• Given task
Output all lines exactly, with nothing added or dropped.

_ _ _ _ _ _ _

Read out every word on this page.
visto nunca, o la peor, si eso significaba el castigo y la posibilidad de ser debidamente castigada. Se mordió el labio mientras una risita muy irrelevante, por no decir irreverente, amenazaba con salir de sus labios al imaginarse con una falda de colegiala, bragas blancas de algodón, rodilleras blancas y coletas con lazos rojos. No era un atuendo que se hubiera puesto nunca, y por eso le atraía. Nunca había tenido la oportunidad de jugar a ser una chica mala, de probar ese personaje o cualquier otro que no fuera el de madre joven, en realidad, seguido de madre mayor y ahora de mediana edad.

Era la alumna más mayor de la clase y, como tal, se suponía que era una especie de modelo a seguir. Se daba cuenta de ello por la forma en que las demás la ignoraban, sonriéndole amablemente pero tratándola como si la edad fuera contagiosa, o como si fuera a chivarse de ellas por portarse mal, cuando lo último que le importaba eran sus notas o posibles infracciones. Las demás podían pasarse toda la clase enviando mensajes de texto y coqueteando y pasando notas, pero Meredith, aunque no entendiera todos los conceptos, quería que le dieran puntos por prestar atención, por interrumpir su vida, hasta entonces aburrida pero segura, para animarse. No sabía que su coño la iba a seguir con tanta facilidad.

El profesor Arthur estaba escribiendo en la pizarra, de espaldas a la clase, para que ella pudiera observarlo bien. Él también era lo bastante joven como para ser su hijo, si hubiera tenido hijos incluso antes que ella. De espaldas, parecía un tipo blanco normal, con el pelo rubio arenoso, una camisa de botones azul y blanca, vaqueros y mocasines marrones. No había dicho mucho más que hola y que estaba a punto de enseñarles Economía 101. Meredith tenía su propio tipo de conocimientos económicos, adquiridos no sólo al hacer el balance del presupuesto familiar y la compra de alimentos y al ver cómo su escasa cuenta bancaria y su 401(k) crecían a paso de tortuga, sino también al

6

_ _ _ _ _ _ _

• Written response
Read out every word on this page.
visto nunca, o la peor, si eso significaba el castigo y la posibilidad de ser debidamente castigada. Se mordió el labio mientras una risita muy irrelevante, por no decir irreverente, amenazaba con salir de sus labios al imaginarse con una falda de colegiala, bragas blancas de algodón, rodilleras blancas y coletas con lazos rojos. No era un atuendo que se hubiera puesto nunca, y por eso le atraía. Nunca había tenido la oportunidad de jugar a ser una chica mala, de probar ese personaje o cualquier otro que no fuera el de madre joven, en realidad, seguido de madre mayor y ahora de mediana edad.

Era la alumna más mayor de la clase y, como tal, se suponía que era una especie de modelo a seguir. Se daba cuenta de ello por la forma en que las demás la ignoraban, sonriéndole amablemente pero tratándola como si la edad fuera contagiosa, o como si fuera a chivarse de ellas por portarse mal, cuando lo último que le importaba eran sus notas o posibles infracciones. Las demás podían pasarse toda la clase enviando mensajes de texto y coqueteando y pasando notas, pero Meredith, aunque no entendiera todos los conceptos, quería que le dieran puntos por prestar atención, por interrumpir su vida, hasta entonces aburrida pero segura, para animarse. No sabía que su coño la iba a seguir con tanta facilidad.

El profesor Arthur estaba escribiendo en la pizarra, de espaldas a la clase, para que ella pudiera observarlo bien. Él también era lo bastante joven como para ser su hijo, si hubiera tenido hijos incluso antes que ella. De espaldas, parecía un tipo blanco normal, con el pelo rubio arenoso, una camisa de botones azul y blanca, vaqueros y mocasines marrones. No había dicho mucho más que hola y que estaba a punto de enseñarles Economía 101. Meredith tenía su propio tipo de conocimientos económicos, adquiridos no sólo al hacer el balance del presupuesto familiar y la compra de alimentos y al ver cómo su escasa cuenta bancaria y su 401(k) crecían a paso de tortuga, sino también al

6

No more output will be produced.